**TASK**
Each entry below must be repeated exactly, with pictures left out.

**RAW RECORDS**
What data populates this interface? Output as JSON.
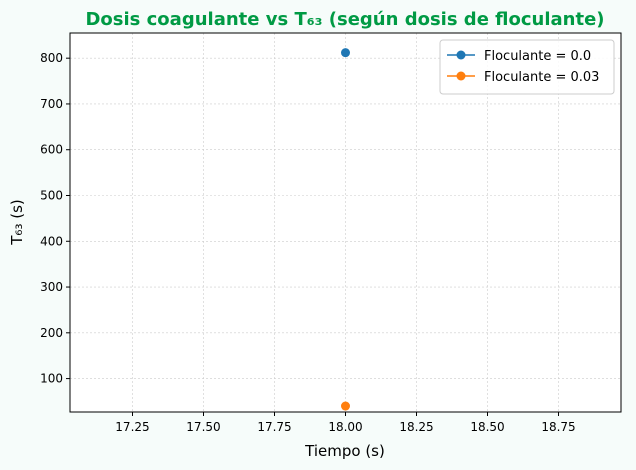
{
  "chart_data": {
    "type": "line",
    "title": "Dosis coagulante vs T₆₃ (según dosis de floculante)",
    "title_color": "#009a44",
    "xlabel": "Tiempo (s)",
    "ylabel": "T₆₃ (s)",
    "xlim": [
      17.03,
      18.97
    ],
    "ylim": [
      27,
      855
    ],
    "x_ticks": [
      17.25,
      17.5,
      17.75,
      18.0,
      18.25,
      18.5,
      18.75
    ],
    "x_tick_labels": [
      "17.25",
      "17.50",
      "17.75",
      "18.00",
      "18.25",
      "18.50",
      "18.75"
    ],
    "y_ticks": [
      100,
      200,
      300,
      400,
      500,
      600,
      700,
      800
    ],
    "y_tick_labels": [
      "100",
      "200",
      "300",
      "400",
      "500",
      "600",
      "700",
      "800"
    ],
    "grid": true,
    "legend_position": "top-right",
    "series": [
      {
        "name": "Floculante = 0.0",
        "color": "#1f77b4",
        "x": [
          18.0
        ],
        "y": [
          812
        ]
      },
      {
        "name": "Floculante = 0.03",
        "color": "#ff7f0e",
        "x": [
          18.0
        ],
        "y": [
          40
        ]
      }
    ]
  }
}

**EXERCISE RESULT**
What data populates this interface? Output as JSON.
{
  "chart_data": {
    "type": "line",
    "title": "Dosis coagulante vs T₆₃ (según dosis de floculante)",
    "title_color": "#009a44",
    "xlabel": "Tiempo (s)",
    "ylabel": "T₆₃ (s)",
    "xlim": [
      17.03,
      18.97
    ],
    "ylim": [
      27,
      855
    ],
    "x_ticks": [
      17.25,
      17.5,
      17.75,
      18.0,
      18.25,
      18.5,
      18.75
    ],
    "x_tick_labels": [
      "17.25",
      "17.50",
      "17.75",
      "18.00",
      "18.25",
      "18.50",
      "18.75"
    ],
    "y_ticks": [
      100,
      200,
      300,
      400,
      500,
      600,
      700,
      800
    ],
    "y_tick_labels": [
      "100",
      "200",
      "300",
      "400",
      "500",
      "600",
      "700",
      "800"
    ],
    "grid": true,
    "legend_position": "top-right",
    "series": [
      {
        "name": "Floculante = 0.0",
        "color": "#1f77b4",
        "x": [
          18.0
        ],
        "y": [
          812
        ]
      },
      {
        "name": "Floculante = 0.03",
        "color": "#ff7f0e",
        "x": [
          18.0
        ],
        "y": [
          40
        ]
      }
    ]
  }
}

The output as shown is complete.